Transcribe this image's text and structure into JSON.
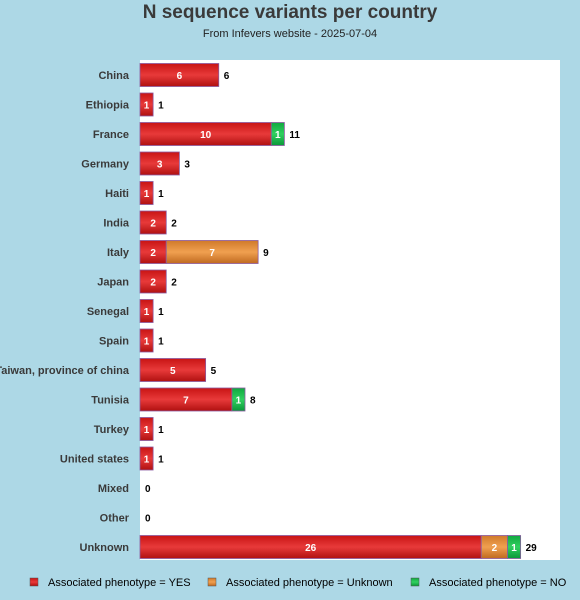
{
  "chart_data": {
    "type": "bar",
    "orientation": "horizontal",
    "stacked": true,
    "title": "N sequence variants per country",
    "subtitle": "From Infevers website - 2025-07-04",
    "categories": [
      "China",
      "Ethiopia",
      "France",
      "Germany",
      "Haiti",
      "India",
      "Italy",
      "Japan",
      "Senegal",
      "Spain",
      "Taiwan, province of china",
      "Tunisia",
      "Turkey",
      "United states",
      "Mixed",
      "Other",
      "Unknown"
    ],
    "series": [
      {
        "name": "Associated phenotype = YES",
        "color": "#d62020",
        "values": [
          6,
          1,
          10,
          3,
          1,
          2,
          2,
          2,
          1,
          1,
          5,
          7,
          1,
          1,
          0,
          0,
          26
        ]
      },
      {
        "name": "Associated phenotype = Unknown",
        "color": "#e3913f",
        "values": [
          0,
          0,
          0,
          0,
          0,
          0,
          7,
          0,
          0,
          0,
          0,
          0,
          0,
          0,
          0,
          0,
          2
        ]
      },
      {
        "name": "Associated phenotype = NO",
        "color": "#1fbf50",
        "values": [
          0,
          0,
          1,
          0,
          0,
          0,
          0,
          0,
          0,
          0,
          0,
          1,
          0,
          0,
          0,
          0,
          1
        ]
      }
    ],
    "totals": [
      6,
      1,
      11,
      3,
      1,
      2,
      9,
      2,
      1,
      1,
      5,
      8,
      1,
      1,
      0,
      0,
      29
    ],
    "xlim": [
      0,
      32
    ],
    "legend_position": "bottom",
    "grid": false
  }
}
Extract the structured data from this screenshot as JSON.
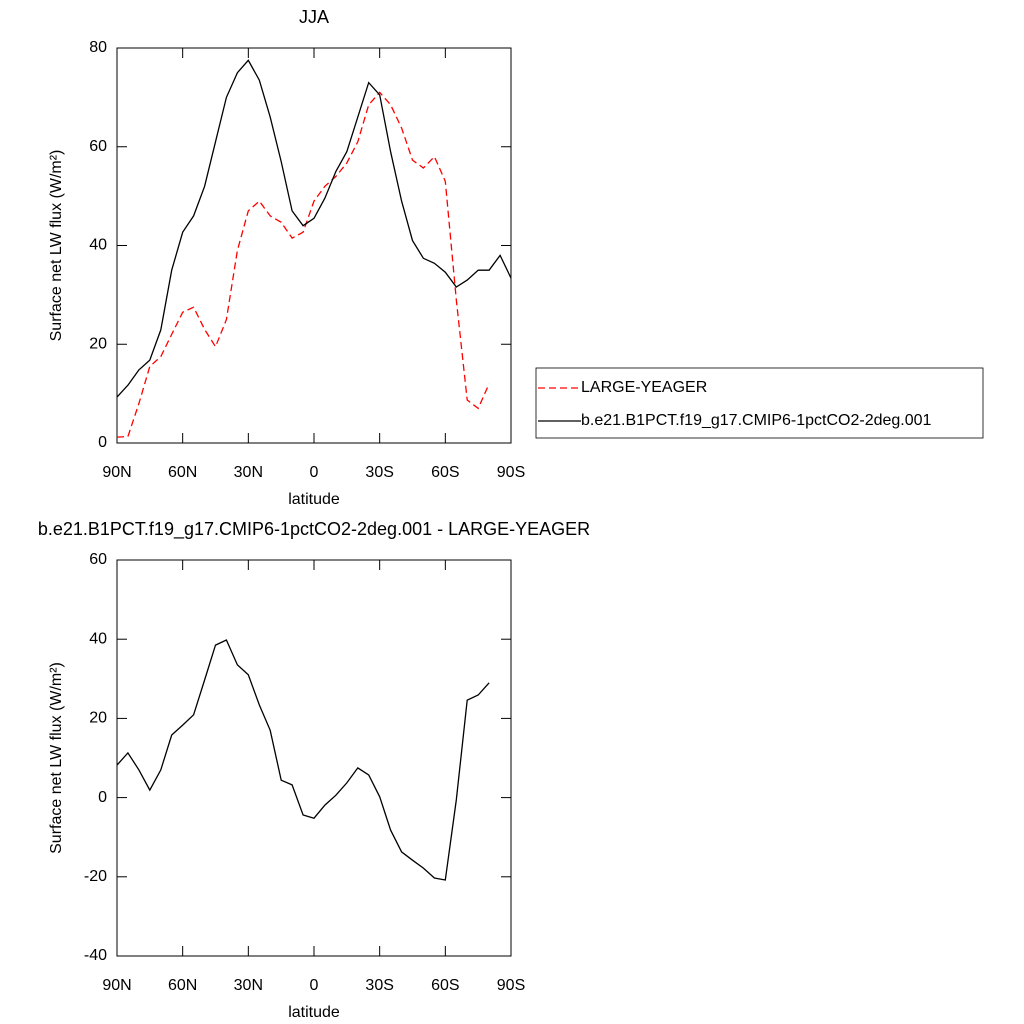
{
  "chart_data": [
    {
      "type": "line",
      "title": "JJA",
      "xlabel": "latitude",
      "ylabel": "Surface net LW flux (W/m²)",
      "x": [
        90,
        85,
        80,
        75,
        70,
        65,
        60,
        55,
        50,
        45,
        40,
        35,
        30,
        25,
        20,
        15,
        10,
        5,
        0,
        -5,
        -10,
        -15,
        -20,
        -25,
        -30,
        -35,
        -40,
        -45,
        -50,
        -55,
        -60,
        -65,
        -70,
        -75,
        -80,
        -85,
        -90
      ],
      "series": [
        {
          "name": "LARGE-YEAGER",
          "color": "#ff0000",
          "dash": true,
          "values": [
            1.2,
            1.3,
            8,
            15.5,
            17.5,
            22,
            26.5,
            27.5,
            23,
            19.5,
            25,
            39,
            47,
            49,
            46,
            44.7,
            41.5,
            42.7,
            49,
            52,
            54,
            56.7,
            61,
            68.5,
            71,
            68.5,
            63.8,
            57.3,
            55.7,
            58,
            53,
            29,
            8.7,
            7,
            12,
            null,
            null
          ]
        },
        {
          "name": "b.e21.B1PCT.f19_g17.CMIP6-1pctCO2-2deg.001",
          "color": "#000000",
          "dash": false,
          "values": [
            9.3,
            11.7,
            14.8,
            16.8,
            22.9,
            35,
            42.7,
            46,
            52,
            61,
            70,
            75,
            77.5,
            73.5,
            66,
            57,
            47,
            44,
            45.5,
            49.6,
            55,
            59,
            66,
            73,
            70.5,
            59,
            49,
            41,
            37.4,
            36.4,
            34.6,
            31.6,
            33,
            35,
            35,
            38,
            33.4
          ]
        }
      ],
      "xlim": [
        90,
        -90
      ],
      "xticks": [
        {
          "value": 90,
          "label": "90N"
        },
        {
          "value": 60,
          "label": "60N"
        },
        {
          "value": 30,
          "label": "30N"
        },
        0,
        {
          "value": -30,
          "label": "30S"
        },
        {
          "value": -60,
          "label": "60S"
        },
        {
          "value": -90,
          "label": "90S"
        }
      ],
      "ylim": [
        0,
        80
      ],
      "yticks": [
        0,
        20,
        40,
        60,
        80
      ],
      "legend": "right"
    },
    {
      "type": "line",
      "title": "b.e21.B1PCT.f19_g17.CMIP6-1pctCO2-2deg.001 - LARGE-YEAGER",
      "xlabel": "latitude",
      "ylabel": "Surface net LW flux (W/m²)",
      "x": [
        90,
        85,
        80,
        75,
        70,
        65,
        60,
        55,
        50,
        45,
        40,
        35,
        30,
        25,
        20,
        15,
        10,
        5,
        0,
        -5,
        -10,
        -15,
        -20,
        -25,
        -30,
        -35,
        -40,
        -45,
        -50,
        -55,
        -60,
        -65,
        -70,
        -75,
        -80,
        -85,
        -90
      ],
      "series": [
        {
          "color": "#000000",
          "dash": false,
          "values": [
            8.2,
            11.3,
            7,
            1.9,
            7,
            15.8,
            18.3,
            20.9,
            29.7,
            38.5,
            39.8,
            33.5,
            31,
            23.4,
            17,
            4.4,
            3.2,
            -4.4,
            -5.2,
            -1.9,
            0.6,
            3.7,
            7.5,
            5.7,
            0.2,
            -8.2,
            -13.7,
            -15.8,
            -17.8,
            -20.3,
            -20.8,
            -0.6,
            24.6,
            25.9,
            29,
            null,
            null
          ]
        }
      ],
      "xlim": [
        90,
        -90
      ],
      "xticks": [
        {
          "value": 90,
          "label": "90N"
        },
        {
          "value": 60,
          "label": "60N"
        },
        {
          "value": 30,
          "label": "30N"
        },
        0,
        {
          "value": -30,
          "label": "30S"
        },
        {
          "value": -60,
          "label": "60S"
        },
        {
          "value": -90,
          "label": "90S"
        }
      ],
      "ylim": [
        -40,
        60
      ],
      "yticks": [
        -40,
        -20,
        0,
        20,
        40,
        60
      ]
    }
  ]
}
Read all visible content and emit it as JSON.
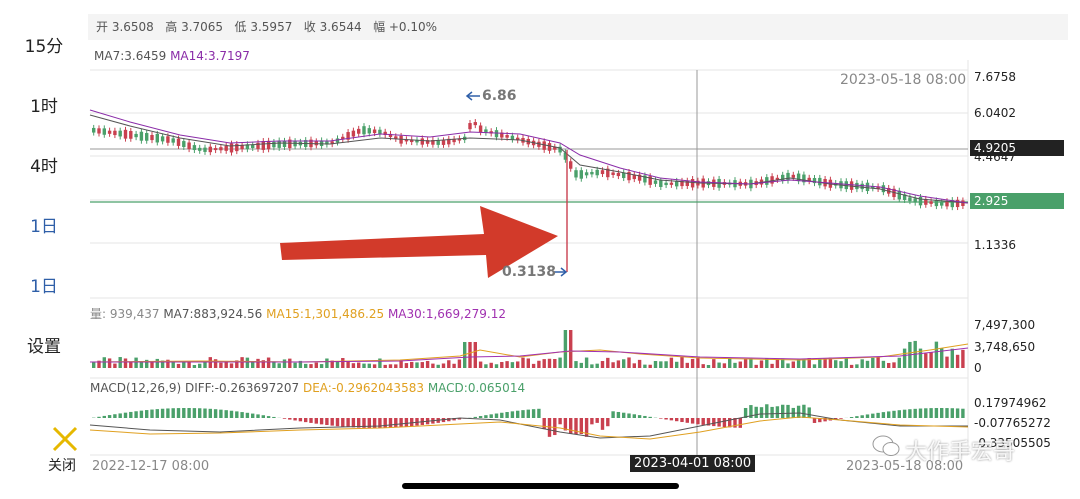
{
  "ohlc": {
    "open": "开 3.6508",
    "high": "高 3.7065",
    "low": "低 3.5957",
    "close": "收 3.6544",
    "change": "幅 +0.10%"
  },
  "sidebar": {
    "items": [
      {
        "label": "15分",
        "active": false
      },
      {
        "label": "1时",
        "active": false
      },
      {
        "label": "4时",
        "active": false
      },
      {
        "label": "1日",
        "active": true
      },
      {
        "label": "1日",
        "active": true
      },
      {
        "label": "设置",
        "active": false
      },
      {
        "label": "关闭",
        "active": false
      }
    ]
  },
  "ma": {
    "ma7": "MA7:3.6459",
    "ma14": "MA14:3.7197"
  },
  "price_axis": [
    "7.6758",
    "6.0402",
    "4.4647",
    "1.1336"
  ],
  "crosshair_time_top": "2023-05-18 08:00",
  "crosshair_price": "4.9205",
  "current_price": "2.925",
  "max_marker": "6.86",
  "min_marker": "0.3138",
  "volume": {
    "title": "量: 939,437",
    "ma7": "MA7:883,924.56",
    "ma15": "MA15:1,301,486.25",
    "ma30": "MA30:1,669,279.12",
    "axis": [
      "7,497,300",
      "3,748,650",
      "0"
    ]
  },
  "macd": {
    "title": "MACD(12,26,9)",
    "diff": "DIFF:-0.263697207",
    "dea": "DEA:-0.2962043583",
    "macd": "MACD:0.065014",
    "axis": [
      "0.17974962",
      "-0.07765272",
      "-0.33505505"
    ]
  },
  "time_axis": {
    "start": "2022-12-17 08:00",
    "mid": "2023-04-01 08:00",
    "end": "2023-05-18 08:00"
  },
  "watermark": "大作手宏哥",
  "colors": {
    "up": "#4aa06a",
    "down": "#c9404f",
    "ma7": "#555555",
    "ma14": "#8a2ca8",
    "ma15": "#e0a020",
    "ma30": "#a030b0",
    "arrow": "#d23a2a",
    "accent": "#2f5fa8"
  }
}
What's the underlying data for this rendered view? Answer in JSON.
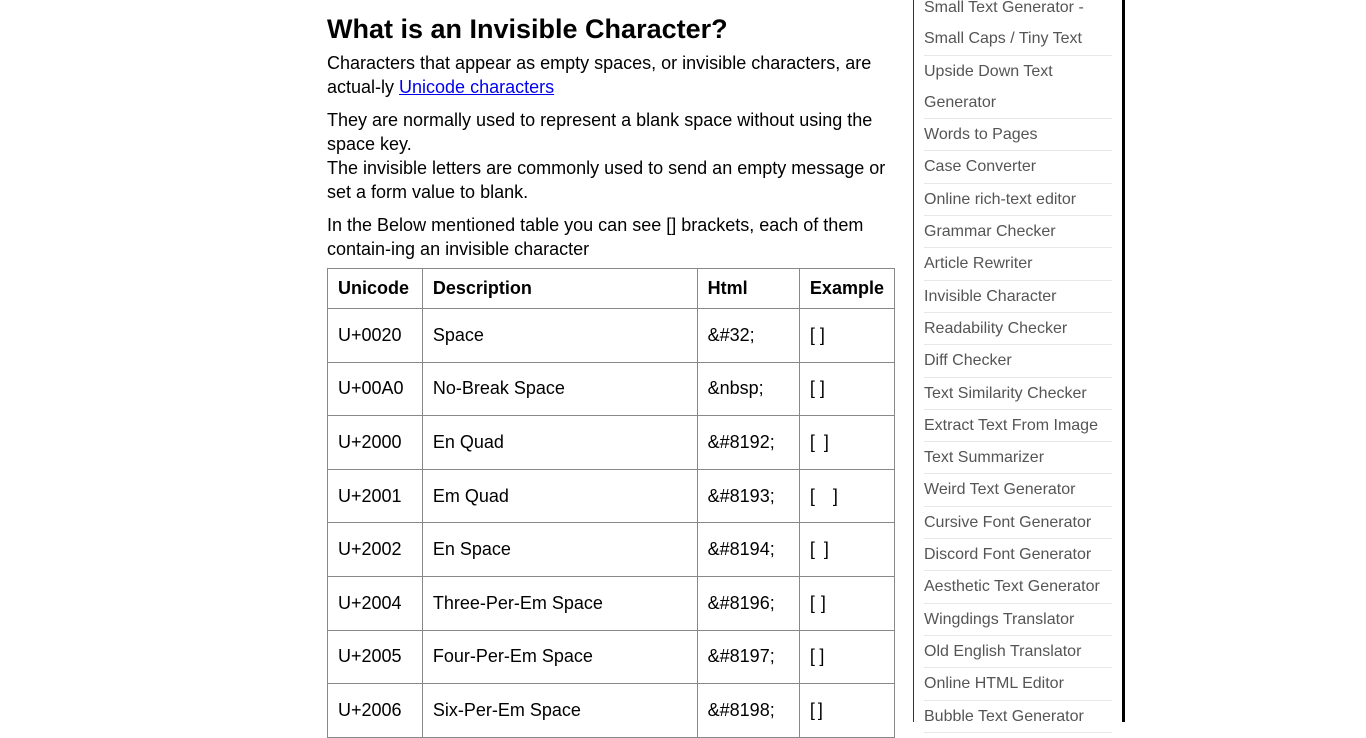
{
  "heading": "What is an Invisible Character?",
  "p1_text": "Characters that appear as empty spaces, or invisible characters, are actual-ly ",
  "p1_link": "Unicode characters",
  "p2_line1": "They are normally used to represent a blank space without using the space key.",
  "p2_line2": "The invisible letters are commonly used to send an empty message or set a form value to blank.",
  "p3": "In the Below mentioned table you can see [] brackets, each of them contain-ing an invisible character",
  "table": {
    "headers": [
      "Unicode",
      "Description",
      "Html",
      "Example"
    ],
    "rows": [
      [
        "U+0020",
        "Space",
        "&#32;",
        "[ ]"
      ],
      [
        "U+00A0",
        "No-Break Space",
        "&nbsp;",
        "[ ]"
      ],
      [
        "U+2000",
        "En Quad",
        "&#8192;",
        "[ ]"
      ],
      [
        "U+2001",
        "Em Quad",
        "&#8193;",
        "[ ]"
      ],
      [
        "U+2002",
        "En Space",
        "&#8194;",
        "[ ]"
      ],
      [
        "U+2004",
        "Three-Per-Em Space",
        "&#8196;",
        "[ ]"
      ],
      [
        "U+2005",
        "Four-Per-Em Space",
        "&#8197;",
        "[ ]"
      ],
      [
        "U+2006",
        "Six-Per-Em Space",
        "&#8198;",
        "[ ]"
      ]
    ]
  },
  "sidebar": {
    "items": [
      [
        "Small Text Generator -",
        "Small Caps / Tiny Text"
      ],
      [
        "Upside Down Text",
        "Generator"
      ],
      [
        "Words to Pages"
      ],
      [
        "Case Converter"
      ],
      [
        "Online rich-text editor"
      ],
      [
        "Grammar Checker"
      ],
      [
        "Article Rewriter"
      ],
      [
        "Invisible Character"
      ],
      [
        "Readability Checker"
      ],
      [
        "Diff Checker"
      ],
      [
        "Text Similarity Checker"
      ],
      [
        "Extract Text From Image"
      ],
      [
        "Text Summarizer"
      ],
      [
        "Weird Text Generator"
      ],
      [
        "Cursive Font Generator"
      ],
      [
        "Discord Font Generator"
      ],
      [
        "Aesthetic Text Generator"
      ],
      [
        "Wingdings Translator"
      ],
      [
        "Old English Translator"
      ],
      [
        "Online HTML Editor"
      ],
      [
        "Bubble Text Generator"
      ]
    ]
  }
}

| Task statement |
Show the lines of the records that include the string "YEAGER".

| Finished answer |
          "name": "LARGE-YEAGER",
      "title": "b.e21.B1PCT.f19_g17.CMIP6-1pctCO2-2deg.001 - LARGE-YEAGER",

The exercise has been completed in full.